- Supplied passage -
_ _ _

Is Memory Access of Data the Performance Panacea?

Some DBAs and performance analysts feel that a large data cache is the silver bullet for nearly all performance headaches. After all, since memory access is much faster than disk lookups, the key to excellent performance must be to store as much data as possible into memory. After that has been accomplished, then it likely won't matter what SQL is thrown at the system.

To analyze whether a data cache has been correctly configured, a number of ratios have been created that measure logical (memory) to physical (disk) I/O rates. MySQL has the key cache hit ratio and InnoDB buffer pool ratio, Oracle has the buffer cache hit ratio, and Sybase and SQL Server use the data cache hit rate. DBAs have relied on these ratios to help determine if their data caches are large enough, with standard rules of thumb being a 90+% reading being necessary for the cache to be termed 'effective'. If the data cache hit rate hovers near this reading, then many DBAs bless their system as one that is high-performance in nature.

It may shock you to hear this, but nothing could be further from the truth. While it is certainly true that properly configured data caches play a part in a high-performing database system, relying on high data cache hit rates as the sole or primary indicator of an efficiently performing database is bad practice. Why? Consider the following illustration taken from Oracle expert Cary Millsap's excellent paper entitled "Why a 99%+ Database Buffer Cache Hit Ratio is Not OK1":

Two distinct SQL statements A and B return identical row sets, but the two statements have different execution plans. Which statement would you rather have on your system?

_ _ _

- Instruction A -
In the passage on data cache hit ratios, what reading do standard rules of thumb require before a data cache can be called effective?
The text and the records were gathered from unrelated sources.

_ _ _

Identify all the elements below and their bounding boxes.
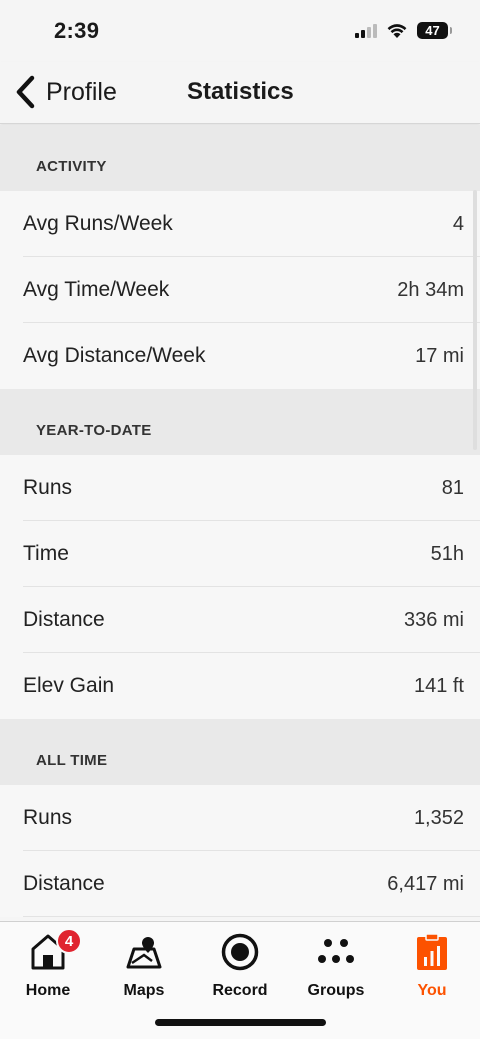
stat-value: 336 mi (403, 608, 464, 631)
stat-value: 141 ft (413, 674, 464, 697)
status-time: 2:39 (54, 18, 100, 43)
stat-value: 2h 34m (397, 278, 464, 301)
section-header-year-to-date: YEAR-TO-DATE (0, 389, 480, 455)
stat-row: Avg Distance/Week 17 mi (0, 323, 480, 389)
stat-label: Avg Distance/Week (23, 344, 206, 367)
stat-label: Elev Gain (23, 674, 115, 697)
stat-label: Time (23, 542, 69, 565)
tab-record[interactable]: Record (192, 930, 288, 1010)
section-header-activity: ACTIVITY (0, 125, 480, 191)
tab-label: You (417, 982, 447, 999)
tab-maps[interactable]: Maps (96, 930, 192, 1010)
status-bar: 2:39 47 (0, 0, 480, 62)
stat-row: Elev Gain 141 ft (0, 653, 480, 719)
tab-home[interactable]: 4 Home (0, 928, 96, 1010)
page-title: Statistics (187, 78, 294, 105)
battery-icon: 47 (417, 22, 452, 39)
tab-label: Home (25, 982, 71, 999)
groups-icon (314, 930, 358, 974)
stat-label: Avg Time/Week (23, 278, 170, 301)
tab-label: Maps (123, 982, 165, 999)
stat-label: Distance (23, 608, 105, 631)
section-header-all-time: ALL TIME (0, 719, 480, 785)
chevron-left-icon (16, 75, 35, 109)
stats-list[interactable]: ACTIVITY Avg Runs/Week 4 Avg Time/Week 2… (0, 125, 480, 917)
stat-row: Distance 6,417 mi (0, 851, 480, 917)
record-icon (218, 930, 262, 974)
stat-label: Avg Runs/Week (23, 212, 173, 235)
stat-row: Time 51h (0, 521, 480, 587)
tab-label: Groups (307, 982, 365, 999)
home-icon: 4 (26, 928, 82, 974)
status-icons: 47 (355, 22, 452, 39)
stat-value: 51h (430, 542, 464, 565)
you-icon (410, 930, 454, 974)
wifi-icon (387, 23, 407, 38)
stat-value: 1,352 (413, 806, 464, 829)
stat-value: 17 mi (415, 344, 464, 367)
stat-row: Runs 1,352 (0, 785, 480, 851)
maps-icon (122, 930, 166, 974)
stat-row: Avg Time/Week 2h 34m (0, 257, 480, 323)
stat-value: 6,417 mi (387, 872, 464, 895)
stat-label: Distance (23, 872, 105, 895)
tab-label: Record (212, 982, 268, 999)
stat-row: Distance 336 mi (0, 587, 480, 653)
stat-label: Runs (23, 806, 73, 829)
stat-value: 4 (452, 212, 464, 235)
home-indicator (155, 1019, 326, 1026)
stat-value: 81 (441, 476, 464, 499)
stat-label: Runs (23, 476, 73, 499)
tab-you[interactable]: You (384, 930, 480, 1010)
notification-badge: 4 (56, 928, 82, 954)
cellular-signal-icon (355, 23, 377, 38)
back-label: Profile (46, 77, 117, 106)
tab-groups[interactable]: Groups (288, 930, 384, 1010)
scrollbar[interactable] (473, 190, 477, 450)
stat-row: Runs 81 (0, 455, 480, 521)
nav-header: Profile Statistics (0, 62, 480, 124)
back-button[interactable]: Profile (12, 74, 117, 110)
stat-row: Avg Runs/Week 4 (0, 191, 480, 257)
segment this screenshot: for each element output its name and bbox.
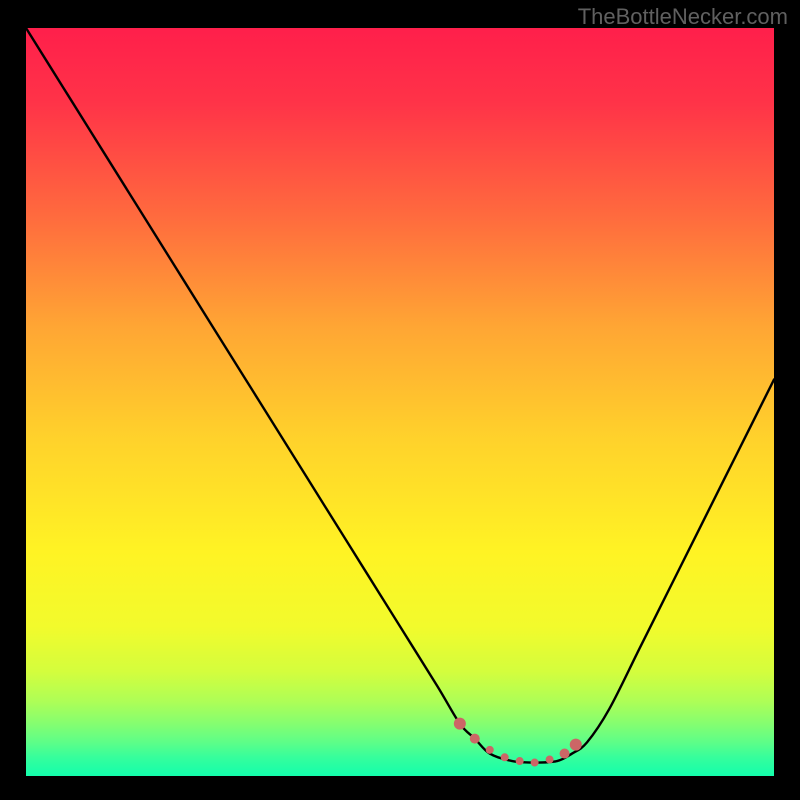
- highlight-marker: [470, 734, 480, 744]
- chart-markers: [26, 28, 774, 776]
- highlight-marker: [546, 756, 554, 764]
- highlight-marker: [531, 759, 539, 767]
- chart-plot-area: [26, 28, 774, 776]
- highlight-marker: [560, 749, 570, 759]
- watermark-label: TheBottleNecker.com: [578, 4, 788, 30]
- highlight-marker: [570, 739, 582, 751]
- highlight-marker: [486, 746, 494, 754]
- highlight-marker: [454, 718, 466, 730]
- highlight-marker: [516, 757, 524, 765]
- highlight-marker: [501, 753, 509, 761]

_ _ _

- Instruction B -
Please render the records as a Markdown table with the columns Row and Entry, starting at the line that contains "- highlight-marker: [470, 734, 480, 744]" and running through the final line of the records, both included. Omit any blank lines.

- Exercise solution A -
A reading of 90% or higher.

- Exercise solution B -
| Row | Entry |
|---|---|
| 1 | - highlight-marker: [470, 734, 480, 744] |
| 2 | - chart-markers: [26, 28, 774, 776] |
| 3 | - highlight-marker: [546, 756, 554, 764] |
| 4 | - highlight-marker: [531, 759, 539, 767] |
| 5 | - chart-plot-area: [26, 28, 774, 776] |
| 6 | - highlight-marker: [560, 749, 570, 759] |
| 7 | - watermark-label: TheBottleNecker.com: [578, 4, 788, 30] |
| 8 | - highlight-marker: [570, 739, 582, 751] |
| 9 | - highlight-marker: [486, 746, 494, 754] |
| 10 | - highlight-marker: [454, 718, 466, 730] |
| 11 | - highlight-marker: [516, 757, 524, 765] |
| 12 | - highlight-marker: [501, 753, 509, 761] |